## Provided records:

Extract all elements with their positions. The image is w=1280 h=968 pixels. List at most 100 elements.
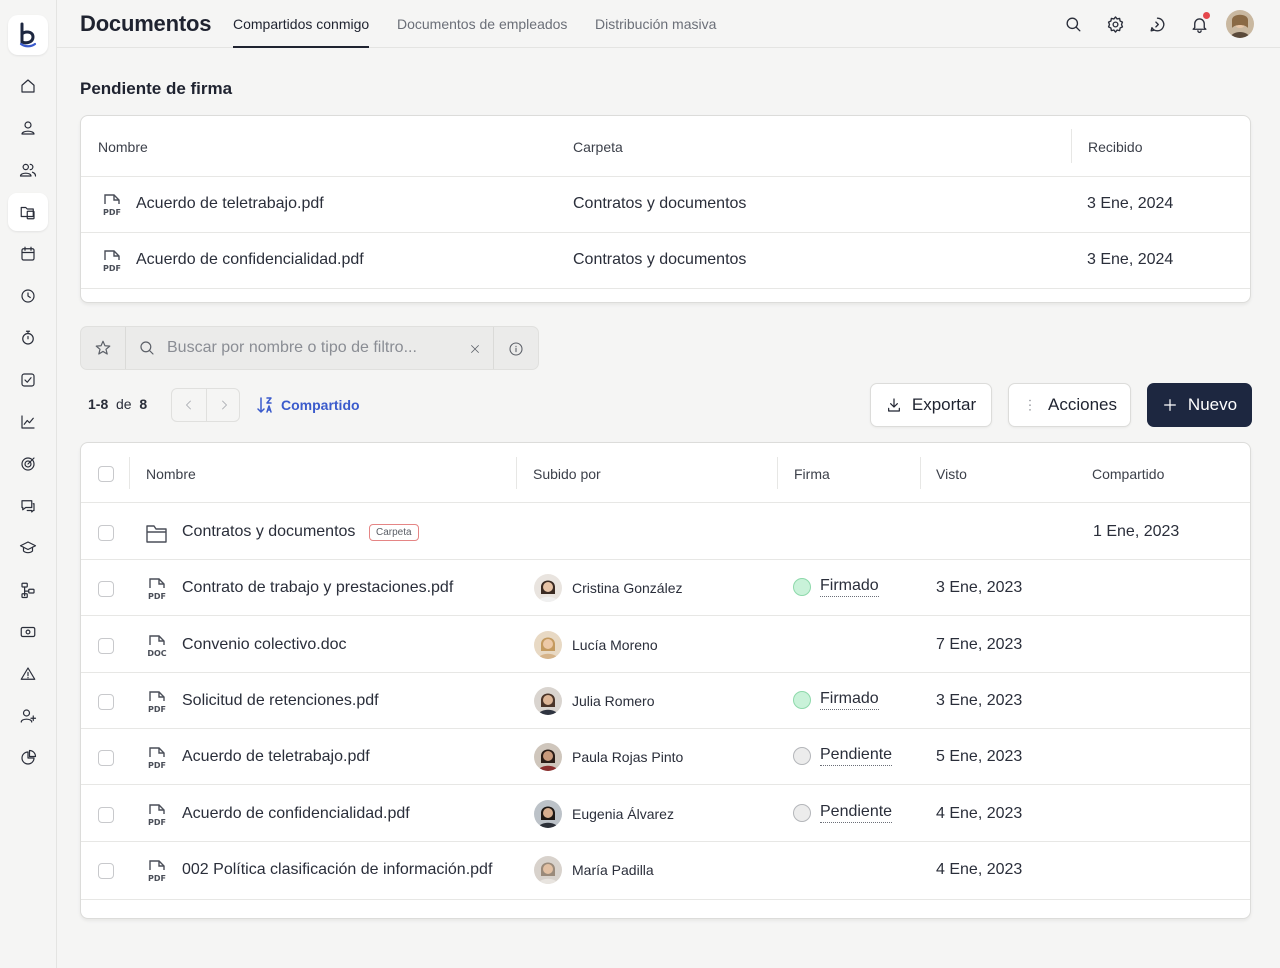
sidebar-item-documents[interactable] — [8, 193, 48, 231]
row-divider — [81, 899, 1250, 900]
sidebar-item-analytics[interactable] — [8, 739, 48, 777]
folder-name[interactable]: Contratos y documentos — [182, 523, 355, 541]
sidebar-item-reports[interactable] — [8, 403, 48, 441]
signature-status[interactable]: Firmado — [793, 577, 879, 597]
uploader-name: Paula Rojas Pinto — [572, 749, 684, 765]
file-name[interactable]: Acuerdo de confidencialidad.pdf — [136, 251, 364, 269]
sort-icon — [257, 397, 272, 413]
stopwatch-icon — [22, 330, 34, 345]
favorite-filter-button[interactable] — [91, 338, 115, 358]
row-divider — [81, 288, 1250, 289]
actions-button[interactable]: Acciones — [1008, 383, 1131, 427]
new-button[interactable]: Nuevo — [1147, 383, 1252, 427]
sidebar-item-org[interactable] — [8, 571, 48, 609]
row-divider — [81, 841, 1250, 842]
row-divider — [81, 672, 1250, 673]
column-header-folder[interactable]: Carpeta — [573, 139, 623, 155]
column-divider — [920, 457, 921, 489]
uploader: Cristina González — [534, 574, 683, 602]
column-header-signature[interactable]: Firma — [794, 466, 830, 482]
search-icon — [140, 341, 154, 355]
shared-date: 1 Ene, 2023 — [1093, 523, 1180, 540]
svg-text:DOC: DOC — [147, 649, 166, 658]
star-icon — [95, 340, 111, 355]
tab-employee-documents[interactable]: Documentos de empleados — [397, 16, 567, 48]
tab-mass-distribution[interactable]: Distribución masiva — [595, 16, 716, 48]
settings-icon — [1107, 15, 1123, 33]
search-icon-wrap — [136, 338, 158, 358]
signature-status[interactable]: Pendiente — [793, 746, 893, 766]
file-name[interactable]: Acuerdo de teletrabajo.pdf — [182, 748, 370, 766]
uploader-avatar — [534, 743, 562, 771]
sidebar-item-people[interactable] — [8, 151, 48, 189]
sidebar-item-calendar[interactable] — [8, 235, 48, 273]
column-header-seen[interactable]: Visto — [936, 466, 967, 482]
sort-button[interactable]: Compartido — [257, 395, 360, 415]
more-vertical-icon — [1029, 399, 1031, 411]
header-settings-button[interactable] — [1103, 12, 1127, 36]
file-name[interactable]: Convenio colectivo.doc — [182, 636, 347, 654]
column-header-name[interactable]: Nombre — [146, 466, 196, 482]
doc-file-icon: DOC — [145, 633, 169, 659]
export-button[interactable]: Exportar — [870, 383, 992, 427]
search-info-button[interactable] — [506, 339, 526, 359]
header-search-button[interactable] — [1061, 12, 1085, 36]
tab-shared-with-me[interactable]: Compartidos conmigo — [233, 16, 370, 48]
user-avatar — [1226, 10, 1254, 38]
header-messages-button[interactable] — [1145, 12, 1169, 36]
sidebar — [0, 0, 57, 968]
sidebar-item-timer[interactable] — [8, 319, 48, 357]
new-label: Nuevo — [1187, 395, 1238, 414]
divider — [493, 327, 494, 369]
row-checkbox[interactable] — [98, 638, 114, 654]
column-header-shared[interactable]: Compartido — [1092, 466, 1164, 482]
svg-text:PDF: PDF — [148, 592, 166, 601]
column-header-received[interactable]: Recibido — [1088, 139, 1142, 155]
signature-status[interactable]: Pendiente — [793, 803, 893, 823]
app-logo[interactable] — [8, 15, 48, 55]
file-name[interactable]: 002 Política clasificación de informació… — [182, 861, 492, 879]
uploader: Paula Rojas Pinto — [534, 743, 683, 771]
prev-page-button[interactable] — [172, 389, 206, 421]
file-name[interactable]: Acuerdo de confidencialidad.pdf — [182, 805, 410, 823]
user-icon — [21, 121, 35, 135]
add-user-icon — [20, 709, 37, 723]
row-divider — [81, 615, 1250, 616]
file-name[interactable]: Acuerdo de teletrabajo.pdf — [136, 195, 324, 213]
svg-text:PDF: PDF — [103, 264, 121, 273]
user-avatar-button[interactable] — [1226, 10, 1254, 38]
signature-status[interactable]: Firmado — [793, 690, 879, 710]
search-input[interactable]: Buscar por nombre o tipo de filtro... — [167, 339, 417, 357]
file-name[interactable]: Contrato de trabajo y prestaciones.pdf — [182, 579, 453, 597]
sidebar-item-tasks[interactable] — [8, 361, 48, 399]
row-checkbox[interactable] — [98, 863, 114, 879]
download-icon — [887, 398, 900, 412]
header-notifications-button[interactable] — [1187, 12, 1211, 36]
clear-search-button[interactable] — [466, 340, 484, 358]
uploader: María Padilla — [534, 856, 654, 884]
row-checkbox[interactable] — [98, 694, 114, 710]
file-name[interactable]: Solicitud de retenciones.pdf — [182, 692, 379, 710]
row-checkbox[interactable] — [98, 750, 114, 766]
export-label: Exportar — [911, 395, 977, 414]
next-page-button[interactable] — [207, 389, 241, 421]
pending-status-icon — [793, 747, 811, 765]
sidebar-item-goals[interactable] — [8, 445, 48, 483]
sidebar-item-payroll[interactable] — [8, 613, 48, 651]
row-checkbox[interactable] — [98, 525, 114, 541]
sidebar-item-time[interactable] — [8, 277, 48, 315]
select-all-checkbox[interactable] — [98, 466, 114, 482]
notification-dot — [1203, 12, 1210, 19]
sidebar-item-profile[interactable] — [8, 109, 48, 147]
column-header-uploaded-by[interactable]: Subido por — [533, 466, 601, 482]
signature-label: Pendiente — [820, 803, 893, 823]
uploader-name: Julia Romero — [572, 693, 655, 709]
row-checkbox[interactable] — [98, 807, 114, 823]
sidebar-item-home[interactable] — [8, 67, 48, 105]
sidebar-item-onboarding[interactable] — [8, 697, 48, 735]
column-header-name[interactable]: Nombre — [98, 139, 148, 155]
row-checkbox[interactable] — [98, 581, 114, 597]
sidebar-item-training[interactable] — [8, 529, 48, 567]
sidebar-item-chat[interactable] — [8, 487, 48, 525]
sidebar-item-alerts[interactable] — [8, 655, 48, 693]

## Exercise description:
Reproduce every one of the lines above word for word, leaving out the picture.

## Exercise result:
Extract all elements with their positions. The image is w=1280 h=968 pixels. List at most 100 elements.
sidebar-item-documents[interactable] — [8, 193, 48, 231]
row-divider — [81, 899, 1250, 900]
sidebar-item-analytics[interactable] — [8, 739, 48, 777]
folder-name[interactable]: Contratos y documentos — [182, 523, 355, 541]
sidebar-item-reports[interactable] — [8, 403, 48, 441]
signature-status[interactable]: Firmado — [793, 577, 879, 597]
uploader-name: Paula Rojas Pinto — [572, 749, 684, 765]
file-name[interactable]: Acuerdo de confidencialidad.pdf — [136, 251, 364, 269]
sort-icon — [257, 397, 272, 413]
stopwatch-icon — [22, 330, 34, 345]
favorite-filter-button[interactable] — [91, 338, 115, 358]
row-divider — [81, 288, 1250, 289]
actions-button[interactable]: Acciones — [1008, 383, 1131, 427]
new-button[interactable]: Nuevo — [1147, 383, 1252, 427]
sidebar-item-org[interactable] — [8, 571, 48, 609]
row-divider — [81, 841, 1250, 842]
row-divider — [81, 672, 1250, 673]
column-header-folder[interactable]: Carpeta — [573, 139, 623, 155]
column-divider — [920, 457, 921, 489]
uploader: Cristina González — [534, 574, 683, 602]
column-header-signature[interactable]: Firma — [794, 466, 830, 482]
search-icon — [140, 341, 154, 355]
shared-date: 1 Ene, 2023 — [1093, 523, 1180, 540]
svg-text:DOC: DOC — [147, 649, 166, 658]
star-icon — [95, 340, 111, 355]
tab-employee-documents[interactable]: Documentos de empleados — [397, 16, 567, 48]
tab-mass-distribution[interactable]: Distribución masiva — [595, 16, 716, 48]
settings-icon — [1107, 15, 1123, 33]
search-icon-wrap — [136, 338, 158, 358]
signature-status[interactable]: Pendiente — [793, 746, 893, 766]
file-name[interactable]: Acuerdo de teletrabajo.pdf — [182, 748, 370, 766]
uploader-avatar — [534, 743, 562, 771]
sidebar-item-people[interactable] — [8, 151, 48, 189]
sidebar-item-calendar[interactable] — [8, 235, 48, 273]
column-header-seen[interactable]: Visto — [936, 466, 967, 482]
sort-button[interactable]: Compartido — [257, 395, 360, 415]
more-vertical-icon — [1029, 399, 1031, 411]
header-settings-button[interactable] — [1103, 12, 1127, 36]
file-name[interactable]: Convenio colectivo.doc — [182, 636, 347, 654]
column-header-name[interactable]: Nombre — [146, 466, 196, 482]
doc-file-icon: DOC — [145, 633, 169, 659]
export-button[interactable]: Exportar — [870, 383, 992, 427]
search-info-button[interactable] — [506, 339, 526, 359]
header-search-button[interactable] — [1061, 12, 1085, 36]
tab-shared-with-me[interactable]: Compartidos conmigo — [233, 16, 370, 48]
user-avatar — [1226, 10, 1254, 38]
header-messages-button[interactable] — [1145, 12, 1169, 36]
sidebar — [0, 0, 57, 968]
sidebar-item-timer[interactable] — [8, 319, 48, 357]
new-label: Nuevo — [1187, 395, 1238, 414]
divider — [493, 327, 494, 369]
row-checkbox[interactable] — [98, 638, 114, 654]
column-header-shared[interactable]: Compartido — [1092, 466, 1164, 482]
svg-text:PDF: PDF — [148, 592, 166, 601]
column-header-received[interactable]: Recibido — [1088, 139, 1142, 155]
signature-status[interactable]: Pendiente — [793, 803, 893, 823]
app-logo[interactable] — [8, 15, 48, 55]
file-name[interactable]: 002 Política clasificación de informació… — [182, 861, 492, 879]
uploader: Paula Rojas Pinto — [534, 743, 683, 771]
prev-page-button[interactable] — [172, 389, 206, 421]
file-name[interactable]: Acuerdo de confidencialidad.pdf — [182, 805, 410, 823]
user-icon — [21, 121, 35, 135]
add-user-icon — [20, 709, 37, 723]
row-divider — [81, 615, 1250, 616]
file-name[interactable]: Acuerdo de teletrabajo.pdf — [136, 195, 324, 213]
svg-text:PDF: PDF — [103, 264, 121, 273]
user-avatar-button[interactable] — [1226, 10, 1254, 38]
signature-status[interactable]: Firmado — [793, 690, 879, 710]
search-input[interactable]: Buscar por nombre o tipo de filtro... — [167, 339, 417, 357]
file-name[interactable]: Contrato de trabajo y prestaciones.pdf — [182, 579, 453, 597]
sidebar-item-tasks[interactable] — [8, 361, 48, 399]
row-checkbox[interactable] — [98, 863, 114, 879]
download-icon — [887, 398, 900, 412]
header-notifications-button[interactable] — [1187, 12, 1211, 36]
clear-search-button[interactable] — [466, 340, 484, 358]
uploader: María Padilla — [534, 856, 654, 884]
row-checkbox[interactable] — [98, 694, 114, 710]
file-name[interactable]: Solicitud de retenciones.pdf — [182, 692, 379, 710]
row-checkbox[interactable] — [98, 750, 114, 766]
export-label: Exportar — [911, 395, 977, 414]
next-page-button[interactable] — [207, 389, 241, 421]
pending-status-icon — [793, 747, 811, 765]
sidebar-item-goals[interactable] — [8, 445, 48, 483]
sidebar-item-payroll[interactable] — [8, 613, 48, 651]
row-checkbox[interactable] — [98, 525, 114, 541]
sidebar-item-time[interactable] — [8, 277, 48, 315]
select-all-checkbox[interactable] — [98, 466, 114, 482]
notification-dot — [1203, 12, 1210, 19]
sidebar-item-profile[interactable] — [8, 109, 48, 147]
column-header-uploaded-by[interactable]: Subido por — [533, 466, 601, 482]
signature-label: Pendiente — [820, 803, 893, 823]
uploader-name: Julia Romero — [572, 693, 655, 709]
row-checkbox[interactable] — [98, 807, 114, 823]
sidebar-item-home[interactable] — [8, 67, 48, 105]
sidebar-item-onboarding[interactable] — [8, 697, 48, 735]
column-header-name[interactable]: Nombre — [98, 139, 148, 155]
row-checkbox[interactable] — [98, 581, 114, 597]
sidebar-item-training[interactable] — [8, 529, 48, 567]
sidebar-item-chat[interactable] — [8, 487, 48, 525]
sidebar-item-alerts[interactable] — [8, 655, 48, 693]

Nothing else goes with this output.